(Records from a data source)
......
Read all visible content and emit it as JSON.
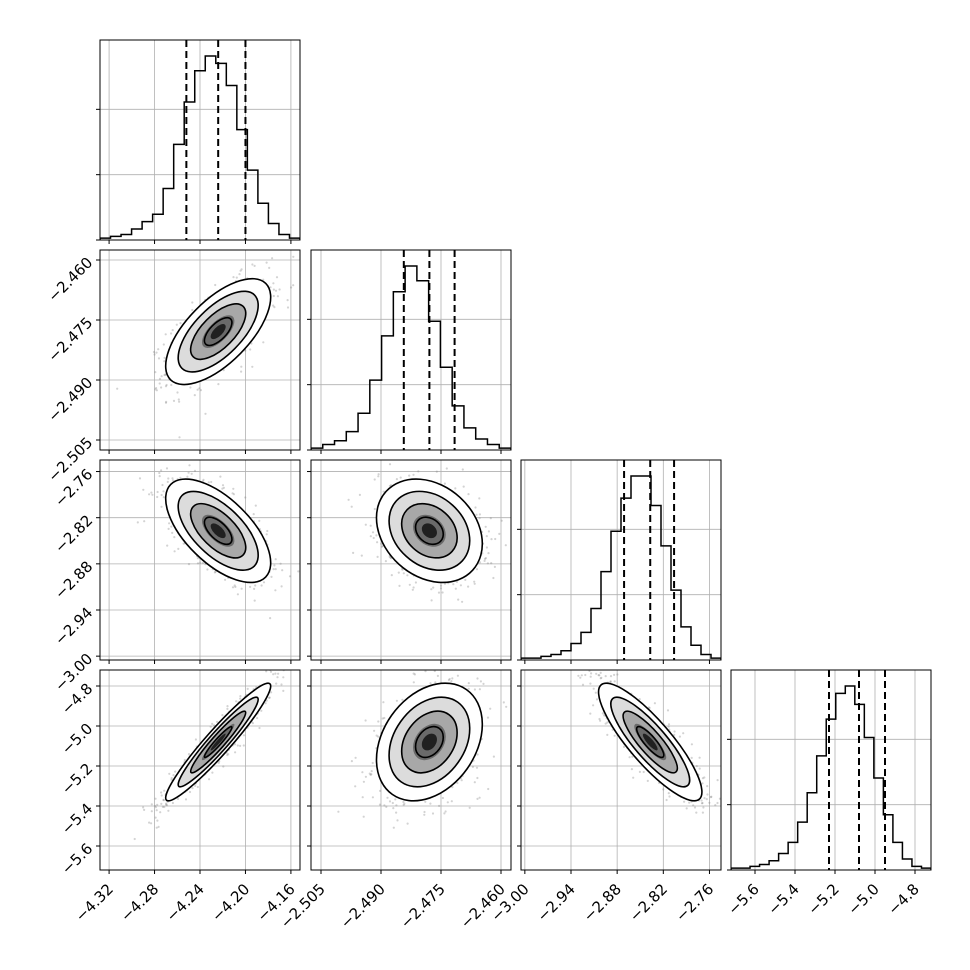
{
  "chart_data": {
    "type": "corner",
    "grid": true,
    "colors": {
      "hist_line": "#000000",
      "contour": "#000000",
      "quantile": "#000000",
      "points": "#808080",
      "grid": "#b0b0b0"
    },
    "params": [
      {
        "range": [
          -4.328,
          -4.152
        ],
        "ticks": [
          -4.32,
          -4.28,
          -4.24,
          -4.2,
          -4.16
        ],
        "tick_labels": [
          "−4.32",
          "−4.28",
          "−4.24",
          "−4.20",
          "−4.16"
        ],
        "quantiles": [
          -4.252,
          -4.224,
          -4.2
        ],
        "mean": -4.224,
        "sd": 0.022,
        "hist_counts": [
          1,
          2,
          3,
          6,
          10,
          14,
          28,
          52,
          75,
          92,
          100,
          96,
          84,
          60,
          38,
          20,
          9,
          3,
          1
        ]
      },
      {
        "range": [
          -2.5075,
          -2.4575
        ],
        "ticks": [
          -2.505,
          -2.49,
          -2.475,
          -2.46
        ],
        "tick_labels": [
          "−2.505",
          "−2.490",
          "−2.475",
          "−2.460"
        ],
        "quantiles": [
          -2.4843,
          -2.4779,
          -2.4716
        ],
        "mean": -2.4779,
        "sd": 0.0063,
        "hist_counts": [
          1,
          3,
          5,
          10,
          20,
          38,
          62,
          86,
          100,
          92,
          70,
          45,
          24,
          12,
          6,
          3,
          1
        ]
      },
      {
        "range": [
          -3.005,
          -2.745
        ],
        "ticks": [
          -3.0,
          -2.94,
          -2.88,
          -2.82,
          -2.76
        ],
        "tick_labels": [
          "−3.00",
          "−2.94",
          "−2.88",
          "−2.82",
          "−2.76"
        ],
        "quantiles": [
          -2.871,
          -2.837,
          -2.806
        ],
        "mean": -2.837,
        "sd": 0.032,
        "hist_counts": [
          1,
          1,
          2,
          3,
          5,
          9,
          15,
          28,
          48,
          70,
          88,
          100,
          100,
          84,
          62,
          38,
          18,
          8,
          3,
          1
        ]
      },
      {
        "range": [
          -5.72,
          -4.72
        ],
        "ticks": [
          -5.6,
          -5.4,
          -5.2,
          -5.0,
          -4.8
        ],
        "tick_labels": [
          "−5.6",
          "−5.4",
          "−5.2",
          "−5.0",
          "−4.8"
        ],
        "quantiles": [
          -5.23,
          -5.08,
          -4.95
        ],
        "mean": -5.08,
        "sd": 0.14,
        "hist_counts": [
          1,
          1,
          2,
          3,
          5,
          9,
          15,
          26,
          42,
          62,
          82,
          96,
          100,
          90,
          72,
          50,
          30,
          15,
          6,
          2,
          1
        ]
      }
    ],
    "correlations": [
      {
        "row": 1,
        "col": 0,
        "r": 0.65
      },
      {
        "row": 2,
        "col": 0,
        "r": -0.62
      },
      {
        "row": 2,
        "col": 1,
        "r": -0.25
      },
      {
        "row": 3,
        "col": 0,
        "r": 0.95
      },
      {
        "row": 3,
        "col": 1,
        "r": 0.3
      },
      {
        "row": 3,
        "col": 2,
        "r": -0.85
      }
    ]
  }
}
......
What you will do:
Repeat the records above verbatim, with no pictures in the result.

Output of the exercise:
Read all visible content and emit it as JSON.
{
  "chart_data": {
    "type": "corner",
    "grid": true,
    "colors": {
      "hist_line": "#000000",
      "contour": "#000000",
      "quantile": "#000000",
      "points": "#808080",
      "grid": "#b0b0b0"
    },
    "params": [
      {
        "range": [
          -4.328,
          -4.152
        ],
        "ticks": [
          -4.32,
          -4.28,
          -4.24,
          -4.2,
          -4.16
        ],
        "tick_labels": [
          "−4.32",
          "−4.28",
          "−4.24",
          "−4.20",
          "−4.16"
        ],
        "quantiles": [
          -4.252,
          -4.224,
          -4.2
        ],
        "mean": -4.224,
        "sd": 0.022,
        "hist_counts": [
          1,
          2,
          3,
          6,
          10,
          14,
          28,
          52,
          75,
          92,
          100,
          96,
          84,
          60,
          38,
          20,
          9,
          3,
          1
        ]
      },
      {
        "range": [
          -2.5075,
          -2.4575
        ],
        "ticks": [
          -2.505,
          -2.49,
          -2.475,
          -2.46
        ],
        "tick_labels": [
          "−2.505",
          "−2.490",
          "−2.475",
          "−2.460"
        ],
        "quantiles": [
          -2.4843,
          -2.4779,
          -2.4716
        ],
        "mean": -2.4779,
        "sd": 0.0063,
        "hist_counts": [
          1,
          3,
          5,
          10,
          20,
          38,
          62,
          86,
          100,
          92,
          70,
          45,
          24,
          12,
          6,
          3,
          1
        ]
      },
      {
        "range": [
          -3.005,
          -2.745
        ],
        "ticks": [
          -3.0,
          -2.94,
          -2.88,
          -2.82,
          -2.76
        ],
        "tick_labels": [
          "−3.00",
          "−2.94",
          "−2.88",
          "−2.82",
          "−2.76"
        ],
        "quantiles": [
          -2.871,
          -2.837,
          -2.806
        ],
        "mean": -2.837,
        "sd": 0.032,
        "hist_counts": [
          1,
          1,
          2,
          3,
          5,
          9,
          15,
          28,
          48,
          70,
          88,
          100,
          100,
          84,
          62,
          38,
          18,
          8,
          3,
          1
        ]
      },
      {
        "range": [
          -5.72,
          -4.72
        ],
        "ticks": [
          -5.6,
          -5.4,
          -5.2,
          -5.0,
          -4.8
        ],
        "tick_labels": [
          "−5.6",
          "−5.4",
          "−5.2",
          "−5.0",
          "−4.8"
        ],
        "quantiles": [
          -5.23,
          -5.08,
          -4.95
        ],
        "mean": -5.08,
        "sd": 0.14,
        "hist_counts": [
          1,
          1,
          2,
          3,
          5,
          9,
          15,
          26,
          42,
          62,
          82,
          96,
          100,
          90,
          72,
          50,
          30,
          15,
          6,
          2,
          1
        ]
      }
    ],
    "correlations": [
      {
        "row": 1,
        "col": 0,
        "r": 0.65
      },
      {
        "row": 2,
        "col": 0,
        "r": -0.62
      },
      {
        "row": 2,
        "col": 1,
        "r": -0.25
      },
      {
        "row": 3,
        "col": 0,
        "r": 0.95
      },
      {
        "row": 3,
        "col": 1,
        "r": 0.3
      },
      {
        "row": 3,
        "col": 2,
        "r": -0.85
      }
    ]
  }
}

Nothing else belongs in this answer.